● Given problem: Output each entry exactly; skip nothing.

[Recorded data]
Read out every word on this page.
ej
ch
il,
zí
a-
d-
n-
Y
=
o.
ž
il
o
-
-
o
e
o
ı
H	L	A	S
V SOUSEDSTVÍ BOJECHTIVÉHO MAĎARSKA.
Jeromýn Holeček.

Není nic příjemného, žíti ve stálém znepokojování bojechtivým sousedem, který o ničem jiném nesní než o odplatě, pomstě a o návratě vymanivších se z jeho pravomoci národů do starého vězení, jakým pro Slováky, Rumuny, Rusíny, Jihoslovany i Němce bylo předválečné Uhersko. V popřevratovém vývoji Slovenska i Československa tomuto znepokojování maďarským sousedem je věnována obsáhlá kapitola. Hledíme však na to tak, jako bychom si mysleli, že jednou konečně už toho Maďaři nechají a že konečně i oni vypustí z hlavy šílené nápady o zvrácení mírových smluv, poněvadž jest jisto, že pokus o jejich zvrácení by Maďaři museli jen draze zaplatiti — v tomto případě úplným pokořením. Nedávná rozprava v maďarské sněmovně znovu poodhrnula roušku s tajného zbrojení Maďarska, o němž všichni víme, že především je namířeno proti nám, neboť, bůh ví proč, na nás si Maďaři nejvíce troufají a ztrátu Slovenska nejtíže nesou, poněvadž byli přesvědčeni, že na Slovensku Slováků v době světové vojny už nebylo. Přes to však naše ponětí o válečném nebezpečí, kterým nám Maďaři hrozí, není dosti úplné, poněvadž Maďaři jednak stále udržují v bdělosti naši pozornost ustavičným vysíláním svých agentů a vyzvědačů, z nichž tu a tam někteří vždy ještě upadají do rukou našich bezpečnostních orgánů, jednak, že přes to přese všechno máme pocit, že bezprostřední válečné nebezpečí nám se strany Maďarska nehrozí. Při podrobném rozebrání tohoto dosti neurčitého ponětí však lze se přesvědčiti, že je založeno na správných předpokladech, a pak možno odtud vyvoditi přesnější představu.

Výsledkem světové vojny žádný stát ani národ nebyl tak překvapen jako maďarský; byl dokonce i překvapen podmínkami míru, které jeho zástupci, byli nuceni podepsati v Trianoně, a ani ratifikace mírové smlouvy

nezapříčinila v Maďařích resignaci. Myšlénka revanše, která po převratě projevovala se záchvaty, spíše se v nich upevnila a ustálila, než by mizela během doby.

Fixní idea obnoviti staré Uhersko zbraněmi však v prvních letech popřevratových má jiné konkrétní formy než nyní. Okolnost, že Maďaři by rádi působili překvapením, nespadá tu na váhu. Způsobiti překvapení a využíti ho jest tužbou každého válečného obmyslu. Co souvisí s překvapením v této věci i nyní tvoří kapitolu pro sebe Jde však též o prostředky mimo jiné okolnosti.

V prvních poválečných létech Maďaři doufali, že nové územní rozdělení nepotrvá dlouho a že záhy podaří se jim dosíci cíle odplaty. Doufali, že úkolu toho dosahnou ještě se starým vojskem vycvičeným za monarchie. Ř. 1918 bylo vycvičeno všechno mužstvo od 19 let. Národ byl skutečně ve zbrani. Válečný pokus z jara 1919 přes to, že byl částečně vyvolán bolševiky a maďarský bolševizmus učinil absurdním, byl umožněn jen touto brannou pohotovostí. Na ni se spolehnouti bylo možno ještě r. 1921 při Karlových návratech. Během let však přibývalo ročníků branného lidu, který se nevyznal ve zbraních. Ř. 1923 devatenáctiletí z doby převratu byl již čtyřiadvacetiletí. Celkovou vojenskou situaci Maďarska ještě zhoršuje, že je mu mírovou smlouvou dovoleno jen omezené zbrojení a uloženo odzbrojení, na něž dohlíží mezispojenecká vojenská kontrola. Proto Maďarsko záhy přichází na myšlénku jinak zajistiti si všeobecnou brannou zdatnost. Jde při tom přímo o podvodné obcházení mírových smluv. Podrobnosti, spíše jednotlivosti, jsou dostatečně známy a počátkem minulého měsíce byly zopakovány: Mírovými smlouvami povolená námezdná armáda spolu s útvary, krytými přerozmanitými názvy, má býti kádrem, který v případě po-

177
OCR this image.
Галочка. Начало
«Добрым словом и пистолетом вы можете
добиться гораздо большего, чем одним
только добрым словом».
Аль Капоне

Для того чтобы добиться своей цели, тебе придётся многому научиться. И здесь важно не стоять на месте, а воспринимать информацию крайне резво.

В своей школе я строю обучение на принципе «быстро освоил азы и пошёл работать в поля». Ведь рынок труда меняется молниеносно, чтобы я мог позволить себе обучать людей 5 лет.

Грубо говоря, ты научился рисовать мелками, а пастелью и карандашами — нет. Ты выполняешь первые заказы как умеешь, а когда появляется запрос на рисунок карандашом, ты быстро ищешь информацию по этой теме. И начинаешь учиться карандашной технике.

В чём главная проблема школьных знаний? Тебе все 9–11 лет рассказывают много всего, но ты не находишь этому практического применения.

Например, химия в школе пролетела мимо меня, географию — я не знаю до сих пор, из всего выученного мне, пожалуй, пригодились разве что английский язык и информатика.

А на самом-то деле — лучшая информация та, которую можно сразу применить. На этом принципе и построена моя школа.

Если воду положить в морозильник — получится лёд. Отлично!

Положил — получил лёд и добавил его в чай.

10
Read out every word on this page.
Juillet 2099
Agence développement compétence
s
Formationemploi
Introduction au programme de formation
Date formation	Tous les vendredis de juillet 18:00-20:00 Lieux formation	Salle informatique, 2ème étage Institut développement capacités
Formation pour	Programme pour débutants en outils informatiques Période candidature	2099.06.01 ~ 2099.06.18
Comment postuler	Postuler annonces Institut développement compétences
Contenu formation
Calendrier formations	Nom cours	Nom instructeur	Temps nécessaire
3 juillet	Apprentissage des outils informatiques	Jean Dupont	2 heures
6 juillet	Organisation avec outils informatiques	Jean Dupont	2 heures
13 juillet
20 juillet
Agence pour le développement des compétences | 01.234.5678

● Written response:
Read out every word on this page.
ej
ch
il,
zí
a-
d-
n-
Y
=
o.
ž
il
o
-
-
o
e
o
ı
H	L	A	S
V SOUSEDSTVÍ BOJECHTIVÉHO MAĎARSKA.
Jeromýn Holeček.

Není nic příjemného, žíti ve stálém znepokojování bojechtivým sousedem, který o ničem jiném nesní než o odplatě, pomstě a o návratě vymanivších se z jeho pravomoci národů do starého vězení, jakým pro Slováky, Rumuny, Rusíny, Jihoslovany i Němce bylo předválečné Uhersko. V popřevratovém vývoji Slovenska i Československa tomuto znepokojování maďarským sousedem je věnována obsáhlá kapitola. Hledíme však na to tak, jako bychom si mysleli, že jednou konečně už toho Maďaři nechají a že konečně i oni vypustí z hlavy šílené nápady o zvrácení mírových smluv, poněvadž jest jisto, že pokus o jejich zvrácení by Maďaři museli jen draze zaplatiti — v tomto případě úplným pokořením. Nedávná rozprava v maďarské sněmovně znovu poodhrnula roušku s tajného zbrojení Maďarska, o němž všichni víme, že především je namířeno proti nám, neboť, bůh ví proč, na nás si Maďaři nejvíce troufají a ztrátu Slovenska nejtíže nesou, poněvadž byli přesvědčeni, že na Slovensku Slováků v době světové vojny už nebylo. Přes to však naše ponětí o válečném nebezpečí, kterým nám Maďaři hrozí, není dosti úplné, poněvadž Maďaři jednak stále udržují v bdělosti naši pozornost ustavičným vysíláním svých agentů a vyzvědačů, z nichž tu a tam někteří vždy ještě upadají do rukou našich bezpečnostních orgánů, jednak, že přes to přese všechno máme pocit, že bezprostřední válečné nebezpečí nám se strany Maďarska nehrozí. Při podrobném rozebrání tohoto dosti neurčitého ponětí však lze se přesvědčiti, že je založeno na správných předpokladech, a pak možno odtud vyvoditi přesnější představu.

Výsledkem světové vojny žádný stát ani národ nebyl tak překvapen jako maďarský; byl dokonce i překvapen podmínkami míru, které jeho zástupci, byli nuceni podepsati v Trianoně, a ani ratifikace mírové smlouvy

nezapříčinila v Maďařích resignaci. Myšlénka revanše, která po převratě projevovala se záchvaty, spíše se v nich upevnila a ustálila, než by mizela během doby.

Fixní idea obnoviti staré Uhersko zbraněmi však v prvních letech popřevratových má jiné konkrétní formy než nyní. Okolnost, že Maďaři by rádi působili překvapením, nespadá tu na váhu. Způsobiti překvapení a využíti ho jest tužbou každého válečného obmyslu. Co souvisí s překvapením v této věci i nyní tvoří kapitolu pro sebe Jde však též o prostředky mimo jiné okolnosti.

V prvních poválečných létech Maďaři doufali, že nové územní rozdělení nepotrvá dlouho a že záhy podaří se jim dosíci cíle odplaty. Doufali, že úkolu toho dosahnou ještě se starým vojskem vycvičeným za monarchie. Ř. 1918 bylo vycvičeno všechno mužstvo od 19 let. Národ byl skutečně ve zbrani. Válečný pokus z jara 1919 přes to, že byl částečně vyvolán bolševiky a maďarský bolševizmus učinil absurdním, byl umožněn jen touto brannou pohotovostí. Na ni se spolehnouti bylo možno ještě r. 1921 při Karlových návratech. Během let však přibývalo ročníků branného lidu, který se nevyznal ve zbraních. Ř. 1923 devatenáctiletí z doby převratu byl již čtyřiadvacetiletí. Celkovou vojenskou situaci Maďarska ještě zhoršuje, že je mu mírovou smlouvou dovoleno jen omezené zbrojení a uloženo odzbrojení, na něž dohlíží mezispojenecká vojenská kontrola. Proto Maďarsko záhy přichází na myšlénku jinak zajistiti si všeobecnou brannou zdatnost. Jde při tom přímo o podvodné obcházení mírových smluv. Podrobnosti, spíše jednotlivosti, jsou dostatečně známy a počátkem minulého měsíce byly zopakovány: Mírovými smlouvami povolená námezdná armáda spolu s útvary, krytými přerozmanitými názvy, má býti kádrem, který v případě po-

177
OCR this image.
Галочка. Начало
«Добрым словом и пистолетом вы можете
добиться гораздо большего, чем одним
только добрым словом».
Аль Капоне

Для того чтобы добиться своей цели, тебе придётся многому научиться. И здесь важно не стоять на месте, а воспринимать информацию крайне резво.

В своей школе я строю обучение на принципе «быстро освоил азы и пошёл работать в поля». Ведь рынок труда меняется молниеносно, чтобы я мог позволить себе обучать людей 5 лет.

Грубо говоря, ты научился рисовать мелками, а пастелью и карандашами — нет. Ты выполняешь первые заказы как умеешь, а когда появляется запрос на рисунок карандашом, ты быстро ищешь информацию по этой теме. И начинаешь учиться карандашной технике.

В чём главная проблема школьных знаний? Тебе все 9–11 лет рассказывают много всего, но ты не находишь этому практического применения.

Например, химия в школе пролетела мимо меня, географию — я не знаю до сих пор, из всего выученного мне, пожалуй, пригодились разве что английский язык и информатика.

А на самом-то деле — лучшая информация та, которую можно сразу применить. На этом принципе и построена моя школа.

Если воду положить в морозильник — получится лёд. Отлично!

Положил — получил лёд и добавил его в чай.

10
Read out every word on this page.
Juillet 2099
Agence développement compétence
s
Formationemploi
Introduction au programme de formation
Date formation	Tous les vendredis de juillet 18:00-20:00 Lieux formation	Salle informatique, 2ème étage Institut développement capacités
Formation pour	Programme pour débutants en outils informatiques Période candidature	2099.06.01 ~ 2099.06.18
Comment postuler	Postuler annonces Institut développement compétences
Contenu formation
Calendrier formations	Nom cours	Nom instructeur	Temps nécessaire
3 juillet	Apprentissage des outils informatiques	Jean Dupont	2 heures
6 juillet	Organisation avec outils informatiques	Jean Dupont	2 heures
13 juillet
20 juillet
Agence pour le développement des compétences | 01.234.5678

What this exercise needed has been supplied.